If so, we could hold the driver or trucking company responsible for negligence.
At Kinnard, Clayton & Beveridge, our Nashville truck accident attorneys have helped injured clients secure millions. We are seasoned trial attorneys who know the right way to handle your case, and we have over 100 years of combined experience—much of it spent trying cases successfully.
The Danger of Unsecured & Overweight Loads
A key part of the transportation process is the actual loading of the vehicles, and if that step isn’t done properly, it can lead to catastrophe. The Federal Motor Carrier Safety Administration (FMCSA) details the proper method for loading a truck on its website, and provides a handbook for drivers covering the rules surrounding cargo securement. When these regulations aren’t followed properly, the driver can lose control of the truck and cause a collision.

Records showing where elements appear:
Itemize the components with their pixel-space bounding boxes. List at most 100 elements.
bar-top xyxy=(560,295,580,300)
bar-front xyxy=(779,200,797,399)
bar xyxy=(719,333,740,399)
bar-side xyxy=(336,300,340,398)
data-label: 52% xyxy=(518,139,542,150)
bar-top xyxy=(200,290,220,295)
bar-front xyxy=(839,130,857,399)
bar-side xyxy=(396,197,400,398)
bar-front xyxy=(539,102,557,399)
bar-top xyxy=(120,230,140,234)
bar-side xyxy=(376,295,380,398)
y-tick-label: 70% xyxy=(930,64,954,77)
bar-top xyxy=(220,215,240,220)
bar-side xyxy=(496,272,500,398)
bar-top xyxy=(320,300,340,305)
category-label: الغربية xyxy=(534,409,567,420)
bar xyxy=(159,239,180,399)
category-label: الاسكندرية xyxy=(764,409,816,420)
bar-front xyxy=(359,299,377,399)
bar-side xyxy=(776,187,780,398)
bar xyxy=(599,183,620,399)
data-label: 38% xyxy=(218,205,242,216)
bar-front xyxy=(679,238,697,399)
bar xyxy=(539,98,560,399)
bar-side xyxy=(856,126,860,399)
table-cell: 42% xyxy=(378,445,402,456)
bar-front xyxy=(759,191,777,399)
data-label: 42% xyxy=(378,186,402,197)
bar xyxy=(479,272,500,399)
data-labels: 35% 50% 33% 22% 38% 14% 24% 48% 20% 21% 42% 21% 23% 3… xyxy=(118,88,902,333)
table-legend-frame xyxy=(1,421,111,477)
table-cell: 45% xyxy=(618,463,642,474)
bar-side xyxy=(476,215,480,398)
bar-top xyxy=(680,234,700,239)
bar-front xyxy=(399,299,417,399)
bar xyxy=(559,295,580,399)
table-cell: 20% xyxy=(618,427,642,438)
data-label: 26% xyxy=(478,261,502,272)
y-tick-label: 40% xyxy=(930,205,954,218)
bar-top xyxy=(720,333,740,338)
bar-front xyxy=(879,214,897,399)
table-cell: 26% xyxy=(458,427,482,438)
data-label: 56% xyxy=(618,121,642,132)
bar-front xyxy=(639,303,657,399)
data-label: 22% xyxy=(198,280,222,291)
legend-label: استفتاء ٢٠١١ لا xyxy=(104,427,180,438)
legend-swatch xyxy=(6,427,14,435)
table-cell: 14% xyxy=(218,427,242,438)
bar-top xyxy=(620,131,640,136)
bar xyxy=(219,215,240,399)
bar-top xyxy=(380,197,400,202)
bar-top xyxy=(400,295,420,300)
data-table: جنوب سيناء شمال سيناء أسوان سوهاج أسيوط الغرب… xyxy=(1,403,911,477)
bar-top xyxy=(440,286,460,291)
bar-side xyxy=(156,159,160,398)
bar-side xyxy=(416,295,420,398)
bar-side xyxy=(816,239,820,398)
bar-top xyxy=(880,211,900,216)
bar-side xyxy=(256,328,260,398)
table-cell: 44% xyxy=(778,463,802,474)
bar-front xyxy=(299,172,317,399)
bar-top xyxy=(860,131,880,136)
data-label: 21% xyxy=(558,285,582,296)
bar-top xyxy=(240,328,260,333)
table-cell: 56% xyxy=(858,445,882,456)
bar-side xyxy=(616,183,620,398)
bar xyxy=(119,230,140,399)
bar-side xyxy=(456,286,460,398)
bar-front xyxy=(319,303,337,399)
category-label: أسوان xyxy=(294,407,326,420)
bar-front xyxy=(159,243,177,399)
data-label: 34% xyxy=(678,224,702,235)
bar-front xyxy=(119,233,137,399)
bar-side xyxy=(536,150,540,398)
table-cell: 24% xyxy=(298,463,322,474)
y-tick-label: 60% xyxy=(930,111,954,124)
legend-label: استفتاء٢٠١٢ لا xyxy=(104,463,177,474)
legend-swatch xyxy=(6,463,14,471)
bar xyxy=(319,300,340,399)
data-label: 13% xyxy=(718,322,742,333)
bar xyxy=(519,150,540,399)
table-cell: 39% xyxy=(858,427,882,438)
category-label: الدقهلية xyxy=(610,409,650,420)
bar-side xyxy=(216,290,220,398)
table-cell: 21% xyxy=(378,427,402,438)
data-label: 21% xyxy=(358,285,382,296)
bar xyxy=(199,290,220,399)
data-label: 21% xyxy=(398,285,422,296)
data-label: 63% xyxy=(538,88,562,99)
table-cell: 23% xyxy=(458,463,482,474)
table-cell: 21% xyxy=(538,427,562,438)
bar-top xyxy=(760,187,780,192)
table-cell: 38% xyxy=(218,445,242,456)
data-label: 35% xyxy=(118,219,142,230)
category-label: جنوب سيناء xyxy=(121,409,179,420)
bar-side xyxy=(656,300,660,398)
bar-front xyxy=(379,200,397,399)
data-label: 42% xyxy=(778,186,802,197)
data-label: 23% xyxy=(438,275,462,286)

§ The request
Print the passage on unsecured truck loads between "If so, we could" and "cause a collision.", inclusive. Work only from the passage on unsecured truck loads, not from the material.

§ Answer for the task
If so, we could hold the driver or trucking company responsible for negligence.
At Kinnard, Clayton & Beveridge, our Nashville truck accident attorneys have helped injured clients secure millions. We are seasoned trial attorneys who know the right way to handle your case, and we have over 100 years of combined experience—much of it spent trying cases successfully.
The Danger of Unsecured & Overweight Loads
A key part of the transportation process is the actual loading of the vehicles, and if that step isn’t done properly, it can lead to catastrophe. The Federal Motor Carrier Safety Administration (FMCSA) details the proper method for loading a truck on its website, and provides a handbook for drivers covering the rules surrounding cargo securement. When these regulations aren’t followed properly, the driver can lose control of the truck and cause a collision.